___ 抜粋 ___
鳥羽伏見の戦いの際、
新政府軍陣営に錦旗が掲げられた為、
これにより旧幕府軍は賊軍となりました。
朝敵となることを恐れた徳川慶喜は、
密かに大坂城を脱出します。
錦の御旗に関しては、
正当性や有効性に諸説がありますが、
とにかく官軍の象徴ではありました。
元々は朝敵討伐の証として、
朝廷から与えられるもので、
後鳥羽上皇が藤原秀康に与えたのが、
その最初であったとされてます(承久の乱)。
※この承久の乱では錦旗を掲げた藤原秀康が、
鎌倉の幕府軍に敗北しています。
錦の御旗は官軍の大将が用いる御旗で、
天皇の治罰綸旨が必要でしたが、
実際には旗を与えるわけではなく、
天皇より「旗を掲げていいよ」と、
許しを得るだけだったようで、
実物の御旗は製作しなければなりません。
つまりどんなデザインでも良かったわけです。
鳥羽伏見の戦いで掲げられた錦の御旗は、
岩倉具視の発案により玉松操がデザインし、
京都市中の大和錦と紅白の緞子が調達され、
半分は京都薩摩藩邸で半分は長州で、
それぞれで製造したもの。
日輪と月輪の施された大和錦の幟は、
その意味は分からずとも、
目立つものだった事は間違いないでしょう。
さてさて、
「錦の御旗を最初に掲げたのは晋作??」
___ データ行 ___
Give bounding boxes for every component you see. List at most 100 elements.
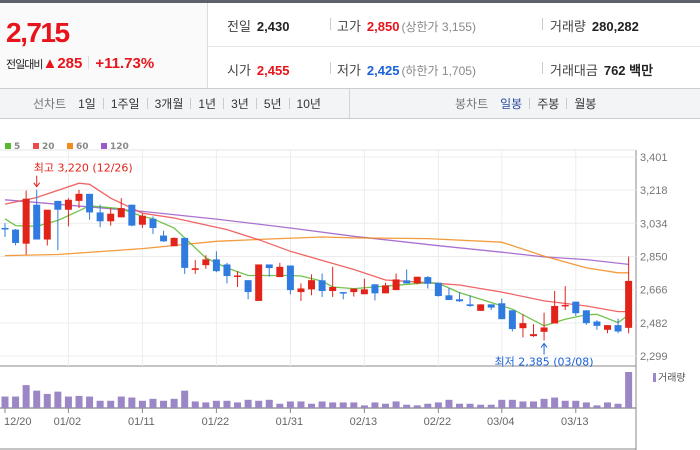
top-nav-strip [0,0,700,3]
line-period-tab[interactable]: 1일 [78,97,96,111]
ma-20-line [4,182,629,313]
prev-close-label: 전일 [227,19,251,34]
candle [33,189,41,240]
volume-bar [12,396,20,408]
volume-bar [202,402,210,408]
ma-5-line [4,205,629,327]
candle-body [360,289,368,295]
volume: 거래량 280,282 [550,16,639,35]
candle [540,312,548,341]
candle [234,271,242,288]
y-tick-label: 3,401 [640,152,668,164]
candle [561,286,569,310]
candle [614,318,622,334]
y-tick-label: 3,034 [640,218,668,230]
line-period-tab[interactable]: 5년 [263,97,282,111]
candle-body [561,304,569,307]
candle [371,284,379,301]
volume-bar [424,403,432,408]
candle [181,237,189,274]
candle [350,288,358,297]
volume-bar [33,390,41,408]
candle-body [339,292,347,294]
candle [318,273,326,297]
candle-period-tab[interactable]: 주봉 [537,97,560,111]
candle [477,304,485,311]
candle-body [223,264,231,277]
candle-body [392,279,400,291]
open-value: 2,455 [256,63,290,78]
change-amount: 285 [57,55,83,72]
candle-body [413,276,421,284]
volume-bar [149,398,157,408]
stock-chart: 3,401 3,218 3,034 2,850 2,666 2,482 2,299 12/20… [0,142,686,450]
volume-bar [551,397,559,408]
change-label: 전일대비 [6,59,43,71]
candle [202,255,210,269]
price-summary: 2,715 전일대비▲285 +11.73% [0,3,208,89]
high-label: 고가 [337,19,361,34]
candle-body [128,204,136,226]
volume-legend-label: 거래량 [658,372,686,384]
candle-period-tab[interactable]: 월봉 [574,97,597,111]
volume-bar [181,390,189,408]
candle-period-tab[interactable]: 일봉 [500,97,523,111]
candle [212,251,220,273]
volume-bar [160,400,168,408]
candle [160,230,168,242]
line-period-tab[interactable]: 10년 [296,97,321,111]
amount-label: 거래대금 [550,63,598,78]
candle-body [191,268,199,270]
divider [190,98,192,109]
candle-body [117,208,125,218]
candle-body [582,310,590,324]
volume-bar [308,403,316,408]
volume-bar [466,403,474,408]
candle [413,276,421,285]
candle [107,208,115,226]
line-period-tab[interactable]: 1년 [198,97,217,111]
volume-bar [54,391,62,408]
candle [625,256,633,334]
candle-body [519,323,527,329]
low-arrow-icon [540,342,548,355]
candle-body [75,193,83,201]
line-period-tab[interactable]: 3개월 [154,97,184,111]
line-period-tab[interactable]: 3년 [231,97,249,111]
candle [530,324,537,337]
candle-body [96,212,104,222]
low-price: 저가 2,425 (하한가 1,705) [337,60,476,79]
low-label: 저가 [337,63,361,78]
candle-body [424,277,432,284]
candle [86,193,94,220]
candle [96,204,104,228]
candle [434,282,442,297]
candle-body [329,287,337,291]
volume-bar [519,401,527,408]
candle [487,304,495,310]
low-annotation: 최저 2,385 (03/08) [495,355,594,368]
open-price: 시가 2,455 [227,60,289,79]
x-tick-label: 03/13 [561,416,589,428]
candle-body [1,227,9,230]
candle [12,229,20,246]
candle-body [138,215,146,225]
candle-body [265,264,273,269]
x-tick-label: 02/22 [424,416,452,428]
volume-bar [244,399,252,408]
candle [149,216,157,234]
candle-body [498,303,506,320]
high-annotation: 최고 3,220 (12/26) [34,162,133,175]
candle-body [540,327,548,332]
volume-bar [43,393,51,408]
line-period-tab[interactable]: 1주일 [110,97,140,111]
candle-body [308,280,316,290]
volume-bar [350,402,358,408]
candle [403,269,411,284]
candle [424,276,432,289]
candle [43,209,51,246]
candle [445,287,453,301]
candle [498,298,506,320]
candle [75,189,83,209]
volume-bar [223,400,231,408]
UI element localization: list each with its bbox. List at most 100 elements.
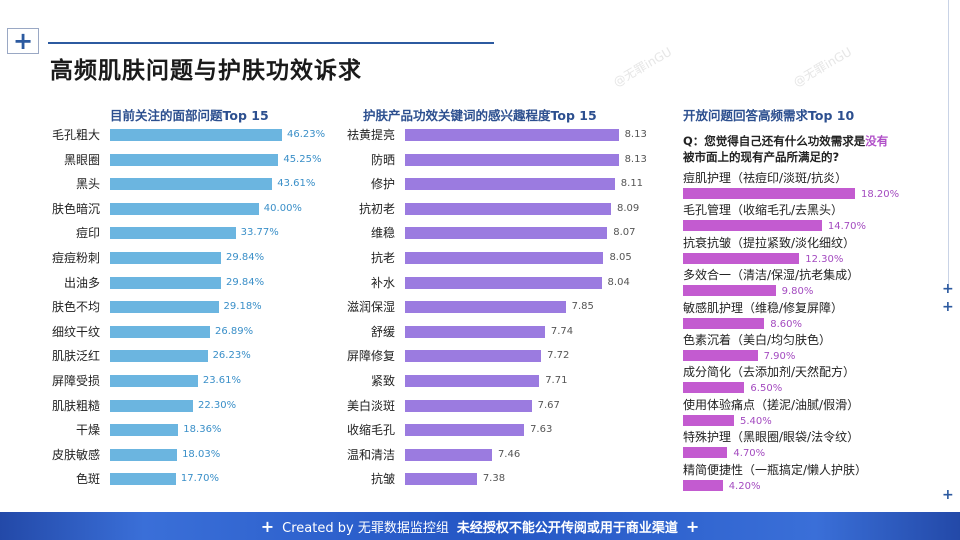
- data-label: 7.71: [545, 375, 568, 386]
- category-label: 色素沉着（美白/均匀肤色）: [683, 333, 832, 347]
- category-label: 特殊护理（黑眼圈/眼袋/法令纹）: [683, 430, 860, 445]
- category-label: 敏感肌护理（维稳/修复屏障）: [683, 300, 844, 315]
- category-label: 黑头: [75, 177, 100, 192]
- data-label: 4.70%: [733, 448, 766, 460]
- bar: [110, 448, 178, 461]
- data-label: 4.20%: [728, 480, 761, 492]
- watermark-text: @无罪inGU: [790, 44, 855, 90]
- category-label: 使用体验痛点（搓泥/油腻/假滑）: [683, 397, 860, 412]
- bar: [110, 276, 221, 289]
- bar: [110, 178, 273, 191]
- question-text: Q：您觉得自己还有什么功效需求是没有 被市面上的现有产品所满足的?: [683, 134, 889, 164]
- category-label: 补水: [370, 275, 395, 290]
- data-label: 8.11: [620, 178, 644, 190]
- data-label: 18.20%: [860, 189, 900, 200]
- watermark-text: @无罪inGU: [610, 44, 675, 90]
- data-label: 29.18%: [223, 301, 262, 313]
- category-label: 出油多: [63, 275, 100, 290]
- data-label: 18.36%: [183, 424, 222, 436]
- data-label: 33.77%: [240, 227, 279, 239]
- bar: [683, 317, 765, 329]
- chart3-title: 开放问题回答高频需求Top 10: [683, 108, 855, 123]
- data-label: 7.46: [497, 448, 521, 460]
- data-label: 17.70%: [180, 473, 219, 485]
- data-label: 7.63: [530, 424, 553, 436]
- bar: [405, 399, 532, 412]
- data-label: 8.05: [609, 252, 632, 263]
- category-label: 痘肌护理（祛痘印/淡斑/抗炎）: [683, 171, 848, 185]
- category-label: 滋润保湿: [346, 300, 395, 315]
- bar: [110, 473, 176, 486]
- category-label: 肤色不均: [51, 300, 100, 315]
- bar: [405, 301, 566, 314]
- bar: [110, 399, 193, 412]
- data-label: 8.09: [617, 202, 640, 214]
- data-label: 46.23%: [286, 129, 326, 140]
- footer-notice: 未经授权不能公开传阅或用于商业渠道: [456, 520, 678, 536]
- bar: [405, 325, 545, 338]
- bar: [683, 382, 745, 394]
- category-label: 屏障受损: [51, 374, 100, 388]
- bar: [110, 153, 279, 166]
- plus-icon: +: [685, 516, 700, 536]
- bar: [405, 202, 611, 215]
- bar: [683, 285, 776, 297]
- data-label: 6.50%: [750, 383, 783, 395]
- bar: [683, 414, 735, 426]
- bar: [110, 129, 282, 141]
- data-label: 7.90%: [763, 351, 796, 362]
- data-label: 29.84%: [226, 252, 265, 263]
- data-label: 7.74: [550, 325, 574, 337]
- category-label: 收缩毛孔: [346, 423, 395, 438]
- footer-banner: + Created by 无罪数据监控组 未经授权不能公开传阅或用于商业渠道 +: [0, 512, 960, 540]
- data-label: 18.03%: [182, 448, 221, 460]
- plus-icon: +: [942, 487, 954, 503]
- data-label: 43.61%: [277, 178, 316, 190]
- category-label: 紧致: [370, 374, 395, 388]
- category-label: 精简便捷性（一瓶搞定/懒人护肤）: [683, 462, 868, 477]
- plus-icon: +: [942, 281, 954, 297]
- header-divider: [48, 42, 494, 44]
- category-label: 抗衰抗皱（提拉紧致/淡化细纹）: [683, 235, 856, 250]
- bar: [405, 178, 615, 191]
- bar: [110, 325, 211, 338]
- category-label: 皮肤敏感: [51, 447, 100, 462]
- data-label: 7.67: [537, 399, 560, 411]
- bar: [683, 350, 758, 361]
- data-label: 9.80%: [781, 286, 814, 298]
- bar: [110, 350, 208, 363]
- data-label: 8.60%: [770, 318, 803, 330]
- bar: [110, 375, 198, 387]
- data-label: 12.30%: [805, 253, 844, 265]
- bar: [110, 424, 179, 437]
- data-label: 8.07: [613, 227, 636, 239]
- data-label: 7.38: [482, 473, 506, 485]
- bar: [405, 129, 619, 141]
- category-label: 肤色暗沉: [51, 201, 100, 216]
- category-label: 祛黄提亮: [346, 128, 395, 142]
- data-label: 45.25%: [283, 153, 322, 165]
- bar: [405, 448, 492, 461]
- category-label: 抗老: [370, 251, 395, 265]
- category-label: 痘印: [75, 226, 100, 241]
- category-label: 肌肤泛红: [51, 349, 100, 364]
- bar: [405, 424, 525, 437]
- footer-created: Created by 无罪数据监控组: [282, 520, 449, 536]
- data-label: 26.89%: [215, 325, 254, 337]
- bar: [683, 188, 855, 199]
- category-label: 痘痘粉刺: [51, 251, 100, 265]
- category-label: 维稳: [370, 226, 395, 241]
- bar: [405, 252, 604, 264]
- category-label: 修护: [370, 177, 395, 192]
- side-divider: [948, 0, 949, 290]
- category-label: 舒缓: [370, 324, 395, 339]
- category-label: 屏障修复: [346, 349, 395, 364]
- category-label: 干燥: [75, 423, 100, 438]
- category-label: 抗皱: [370, 472, 395, 487]
- bar: [405, 350, 542, 363]
- page-title: 高频肌肤问题与护肤功效诉求: [50, 58, 362, 84]
- plus-icon: +: [7, 28, 39, 54]
- category-label: 成分简化（去添加剂/天然配方）: [683, 365, 856, 380]
- data-label: 8.04: [607, 276, 630, 288]
- bar: [683, 479, 723, 491]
___
--- 問題 1 ---
錦の御旗の文章によると、鳥羽伏見の戦いで掲げられた錦の御旗は誰の発案で、誰がデザインしたか。
--- 問題 2 ---
錦の御旗の文章を、最後の一文の後から書き継げ。
データは使わなくてよい。

--- 解答 1 ---
岩倉具視の発案により、玉松操がデザインした。

--- 解答 2 ---
ですが、
一見狂信的な晋作信者と疑われそうです。
実は坂本龍馬が慶応2年12月4日付で、
坂本権平とその家族に宛てた手紙の中に、
晋作が小倉戦争で錦旗を掲げたと、
しっかりと記されていました。
高杉普作ハ本陣より錦之手のぼりにて下知し、
薩州の使者村田新八と
色々咄しなどいたしへた/\
笑ながら気を付て居る。
敵ハ肥後の兵などにて強かり
けれバ、普作下知して酒樽を数々かき出して、
戦場ニて是を開かせなどして
しきりに戦ハセ・・
(龍馬の手紙より抜粋)
晋作は本陣で「錦之手のぼり」にて指揮し、
薩摩の使者村田新八と笑談し、
兵に酒樽を振舞って戦わせています。
「錦」というのは二色以上の色糸で、
柄を織り出した絹織物の事で、
豪華な織物の総称として表現されています。
「手のぼり」は文字通り手で持つ幟の事で、
幟は旗の一形式ですので、
旗と呼んでも間違いではない。
つまり晋作は錦旗を本陣に置いていたのです。
晋作ならば酔狂も絡めて、
「長州藩は勤皇であるので官軍である」
と錦旗を掲げる事も無くはない。
一般的には高価で風になびきにくい錦は、
幟に使用する事はあまり無いでしょう。
仮に本当に錦の幟があったとしたら、
錦の御旗だという意識はあったはず。
この錦旗は薩摩の村田も見てるはずですので、
倒幕の際に錦旗を正式に作ろうとしても、
辻褄が合いますね。
それならば最初に錦の御旗を揚げたのは、
晋作ということになるでしょう。
・・奇兵隊の菅原大神と書かれた守護旗が、
現存しています。
清末藩主毛利元純の筆のその旗は白地のもの。
雷神でもある菅原道真は農村でも信仰され、
農民が多い奇兵隊で守護神としていました。
もちろん開闢総督である晋作も、
菅原道真を信仰しています。
現存する「菅原大神」の守護旗は、
※防府天満宮所蔵。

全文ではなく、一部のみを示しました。